▸ **Task instructions**
Transcribe the listing below word for word.

= = = = =

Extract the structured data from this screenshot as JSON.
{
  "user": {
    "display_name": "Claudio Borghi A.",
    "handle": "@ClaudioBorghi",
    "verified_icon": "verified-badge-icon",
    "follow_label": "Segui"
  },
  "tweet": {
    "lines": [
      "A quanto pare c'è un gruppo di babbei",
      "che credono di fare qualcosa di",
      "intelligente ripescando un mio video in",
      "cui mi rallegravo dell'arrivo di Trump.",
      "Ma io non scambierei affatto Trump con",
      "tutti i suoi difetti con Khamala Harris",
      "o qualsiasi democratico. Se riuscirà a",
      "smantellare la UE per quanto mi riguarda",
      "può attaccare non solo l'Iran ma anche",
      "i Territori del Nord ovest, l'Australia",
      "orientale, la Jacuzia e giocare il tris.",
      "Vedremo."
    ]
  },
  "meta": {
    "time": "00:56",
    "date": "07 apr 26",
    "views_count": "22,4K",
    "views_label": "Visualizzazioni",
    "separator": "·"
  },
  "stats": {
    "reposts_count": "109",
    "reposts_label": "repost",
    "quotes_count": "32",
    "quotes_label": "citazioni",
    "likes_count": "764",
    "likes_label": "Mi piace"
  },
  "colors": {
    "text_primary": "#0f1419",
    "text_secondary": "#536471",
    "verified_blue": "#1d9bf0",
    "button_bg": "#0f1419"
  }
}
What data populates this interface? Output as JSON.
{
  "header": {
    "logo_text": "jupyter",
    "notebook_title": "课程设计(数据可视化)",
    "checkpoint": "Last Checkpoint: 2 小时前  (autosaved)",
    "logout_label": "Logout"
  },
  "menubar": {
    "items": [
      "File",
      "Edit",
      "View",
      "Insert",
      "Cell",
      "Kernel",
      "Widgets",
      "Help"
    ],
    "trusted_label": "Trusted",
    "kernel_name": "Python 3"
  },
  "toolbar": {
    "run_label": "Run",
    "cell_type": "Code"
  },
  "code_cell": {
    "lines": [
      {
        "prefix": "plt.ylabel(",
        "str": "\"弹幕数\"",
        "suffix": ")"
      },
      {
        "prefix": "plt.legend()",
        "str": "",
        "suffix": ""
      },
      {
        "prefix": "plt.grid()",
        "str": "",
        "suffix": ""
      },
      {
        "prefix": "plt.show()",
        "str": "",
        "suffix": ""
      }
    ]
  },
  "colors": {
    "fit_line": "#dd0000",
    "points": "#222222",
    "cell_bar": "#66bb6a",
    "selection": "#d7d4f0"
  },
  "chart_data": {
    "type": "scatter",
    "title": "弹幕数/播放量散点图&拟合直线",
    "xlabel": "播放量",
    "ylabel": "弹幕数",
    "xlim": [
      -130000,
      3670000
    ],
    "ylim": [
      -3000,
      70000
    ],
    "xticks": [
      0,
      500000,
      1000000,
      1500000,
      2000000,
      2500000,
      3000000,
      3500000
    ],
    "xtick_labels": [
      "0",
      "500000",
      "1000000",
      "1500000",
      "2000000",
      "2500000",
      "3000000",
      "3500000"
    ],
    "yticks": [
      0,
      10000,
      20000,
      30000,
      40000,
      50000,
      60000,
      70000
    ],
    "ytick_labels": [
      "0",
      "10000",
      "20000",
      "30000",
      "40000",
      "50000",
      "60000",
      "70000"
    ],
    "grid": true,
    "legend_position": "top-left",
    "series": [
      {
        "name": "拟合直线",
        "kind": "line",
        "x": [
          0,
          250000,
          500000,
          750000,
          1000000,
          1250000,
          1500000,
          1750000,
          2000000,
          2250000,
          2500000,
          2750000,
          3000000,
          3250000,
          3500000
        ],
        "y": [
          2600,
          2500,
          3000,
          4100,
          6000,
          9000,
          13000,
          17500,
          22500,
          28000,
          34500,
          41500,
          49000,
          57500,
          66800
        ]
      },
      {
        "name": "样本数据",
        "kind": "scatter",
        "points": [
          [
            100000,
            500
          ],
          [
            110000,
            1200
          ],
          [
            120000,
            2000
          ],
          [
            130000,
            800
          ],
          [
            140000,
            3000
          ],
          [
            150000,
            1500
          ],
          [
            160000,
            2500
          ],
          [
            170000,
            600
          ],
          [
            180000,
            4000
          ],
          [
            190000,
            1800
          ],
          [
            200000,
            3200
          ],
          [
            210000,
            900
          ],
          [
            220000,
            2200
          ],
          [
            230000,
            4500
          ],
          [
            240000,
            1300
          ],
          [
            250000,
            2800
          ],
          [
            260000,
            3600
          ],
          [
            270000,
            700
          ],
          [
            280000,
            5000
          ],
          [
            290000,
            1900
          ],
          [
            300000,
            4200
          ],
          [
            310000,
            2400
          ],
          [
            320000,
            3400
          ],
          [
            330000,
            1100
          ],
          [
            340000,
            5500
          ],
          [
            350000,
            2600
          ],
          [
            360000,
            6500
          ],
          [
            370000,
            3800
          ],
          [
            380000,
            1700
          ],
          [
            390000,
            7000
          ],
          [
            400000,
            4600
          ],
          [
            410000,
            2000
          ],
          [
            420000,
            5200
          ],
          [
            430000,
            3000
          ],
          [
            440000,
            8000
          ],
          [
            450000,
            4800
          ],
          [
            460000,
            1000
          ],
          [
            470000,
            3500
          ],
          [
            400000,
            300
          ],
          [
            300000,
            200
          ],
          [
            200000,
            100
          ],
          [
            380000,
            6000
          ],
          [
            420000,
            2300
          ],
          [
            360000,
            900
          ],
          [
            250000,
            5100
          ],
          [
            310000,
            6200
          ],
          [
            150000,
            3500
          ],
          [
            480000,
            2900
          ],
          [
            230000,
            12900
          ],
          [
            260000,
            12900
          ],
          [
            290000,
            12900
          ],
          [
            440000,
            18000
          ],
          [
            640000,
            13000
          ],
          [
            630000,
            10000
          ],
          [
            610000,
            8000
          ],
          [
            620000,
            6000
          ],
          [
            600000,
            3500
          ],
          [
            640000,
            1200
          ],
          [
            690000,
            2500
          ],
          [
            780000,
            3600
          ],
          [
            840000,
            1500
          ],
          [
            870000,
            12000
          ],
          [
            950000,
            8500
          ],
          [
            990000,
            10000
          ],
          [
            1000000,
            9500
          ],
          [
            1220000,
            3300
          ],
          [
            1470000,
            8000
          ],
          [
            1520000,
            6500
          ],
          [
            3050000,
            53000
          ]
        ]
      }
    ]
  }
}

= = = = =

▸ **Answer to the task**
Extract the structured data from this screenshot as JSON.
{
  "user": {
    "display_name": "Claudio Borghi A.",
    "handle": "@ClaudioBorghi",
    "verified_icon": "verified-badge-icon",
    "follow_label": "Segui"
  },
  "tweet": {
    "lines": [
      "A quanto pare c'è un gruppo di babbei",
      "che credono di fare qualcosa di",
      "intelligente ripescando un mio video in",
      "cui mi rallegravo dell'arrivo di Trump.",
      "Ma io non scambierei affatto Trump con",
      "tutti i suoi difetti con Khamala Harris",
      "o qualsiasi democratico. Se riuscirà a",
      "smantellare la UE per quanto mi riguarda",
      "può attaccare non solo l'Iran ma anche",
      "i Territori del Nord ovest, l'Australia",
      "orientale, la Jacuzia e giocare il tris.",
      "Vedremo."
    ]
  },
  "meta": {
    "time": "00:56",
    "date": "07 apr 26",
    "views_count": "22,4K",
    "views_label": "Visualizzazioni",
    "separator": "·"
  },
  "stats": {
    "reposts_count": "109",
    "reposts_label": "repost",
    "quotes_count": "32",
    "quotes_label": "citazioni",
    "likes_count": "764",
    "likes_label": "Mi piace"
  },
  "colors": {
    "text_primary": "#0f1419",
    "text_secondary": "#536471",
    "verified_blue": "#1d9bf0",
    "button_bg": "#0f1419"
  }
}
What data populates this interface? Output as JSON.
{
  "header": {
    "logo_text": "jupyter",
    "notebook_title": "课程设计(数据可视化)",
    "checkpoint": "Last Checkpoint: 2 小时前  (autosaved)",
    "logout_label": "Logout"
  },
  "menubar": {
    "items": [
      "File",
      "Edit",
      "View",
      "Insert",
      "Cell",
      "Kernel",
      "Widgets",
      "Help"
    ],
    "trusted_label": "Trusted",
    "kernel_name": "Python 3"
  },
  "toolbar": {
    "run_label": "Run",
    "cell_type": "Code"
  },
  "code_cell": {
    "lines": [
      {
        "prefix": "plt.ylabel(",
        "str": "\"弹幕数\"",
        "suffix": ")"
      },
      {
        "prefix": "plt.legend()",
        "str": "",
        "suffix": ""
      },
      {
        "prefix": "plt.grid()",
        "str": "",
        "suffix": ""
      },
      {
        "prefix": "plt.show()",
        "str": "",
        "suffix": ""
      }
    ]
  },
  "colors": {
    "fit_line": "#dd0000",
    "points": "#222222",
    "cell_bar": "#66bb6a",
    "selection": "#d7d4f0"
  },
  "chart_data": {
    "type": "scatter",
    "title": "弹幕数/播放量散点图&拟合直线",
    "xlabel": "播放量",
    "ylabel": "弹幕数",
    "xlim": [
      -130000,
      3670000
    ],
    "ylim": [
      -3000,
      70000
    ],
    "xticks": [
      0,
      500000,
      1000000,
      1500000,
      2000000,
      2500000,
      3000000,
      3500000
    ],
    "xtick_labels": [
      "0",
      "500000",
      "1000000",
      "1500000",
      "2000000",
      "2500000",
      "3000000",
      "3500000"
    ],
    "yticks": [
      0,
      10000,
      20000,
      30000,
      40000,
      50000,
      60000,
      70000
    ],
    "ytick_labels": [
      "0",
      "10000",
      "20000",
      "30000",
      "40000",
      "50000",
      "60000",
      "70000"
    ],
    "grid": true,
    "legend_position": "top-left",
    "series": [
      {
        "name": "拟合直线",
        "kind": "line",
        "x": [
          0,
          250000,
          500000,
          750000,
          1000000,
          1250000,
          1500000,
          1750000,
          2000000,
          2250000,
          2500000,
          2750000,
          3000000,
          3250000,
          3500000
        ],
        "y": [
          2600,
          2500,
          3000,
          4100,
          6000,
          9000,
          13000,
          17500,
          22500,
          28000,
          34500,
          41500,
          49000,
          57500,
          66800
        ]
      },
      {
        "name": "样本数据",
        "kind": "scatter",
        "points": [
          [
            100000,
            500
          ],
          [
            110000,
            1200
          ],
          [
            120000,
            2000
          ],
          [
            130000,
            800
          ],
          [
            140000,
            3000
          ],
          [
            150000,
            1500
          ],
          [
            160000,
            2500
          ],
          [
            170000,
            600
          ],
          [
            180000,
            4000
          ],
          [
            190000,
            1800
          ],
          [
            200000,
            3200
          ],
          [
            210000,
            900
          ],
          [
            220000,
            2200
          ],
          [
            230000,
            4500
          ],
          [
            240000,
            1300
          ],
          [
            250000,
            2800
          ],
          [
            260000,
            3600
          ],
          [
            270000,
            700
          ],
          [
            280000,
            5000
          ],
          [
            290000,
            1900
          ],
          [
            300000,
            4200
          ],
          [
            310000,
            2400
          ],
          [
            320000,
            3400
          ],
          [
            330000,
            1100
          ],
          [
            340000,
            5500
          ],
          [
            350000,
            2600
          ],
          [
            360000,
            6500
          ],
          [
            370000,
            3800
          ],
          [
            380000,
            1700
          ],
          [
            390000,
            7000
          ],
          [
            400000,
            4600
          ],
          [
            410000,
            2000
          ],
          [
            420000,
            5200
          ],
          [
            430000,
            3000
          ],
          [
            440000,
            8000
          ],
          [
            450000,
            4800
          ],
          [
            460000,
            1000
          ],
          [
            470000,
            3500
          ],
          [
            400000,
            300
          ],
          [
            300000,
            200
          ],
          [
            200000,
            100
          ],
          [
            380000,
            6000
          ],
          [
            420000,
            2300
          ],
          [
            360000,
            900
          ],
          [
            250000,
            5100
          ],
          [
            310000,
            6200
          ],
          [
            150000,
            3500
          ],
          [
            480000,
            2900
          ],
          [
            230000,
            12900
          ],
          [
            260000,
            12900
          ],
          [
            290000,
            12900
          ],
          [
            440000,
            18000
          ],
          [
            640000,
            13000
          ],
          [
            630000,
            10000
          ],
          [
            610000,
            8000
          ],
          [
            620000,
            6000
          ],
          [
            600000,
            3500
          ],
          [
            640000,
            1200
          ],
          [
            690000,
            2500
          ],
          [
            780000,
            3600
          ],
          [
            840000,
            1500
          ],
          [
            870000,
            12000
          ],
          [
            950000,
            8500
          ],
          [
            990000,
            10000
          ],
          [
            1000000,
            9500
          ],
          [
            1220000,
            3300
          ],
          [
            1470000,
            8000
          ],
          [
            1520000,
            6500
          ],
          [
            3050000,
            53000
          ]
        ]
      }
    ]
  }
}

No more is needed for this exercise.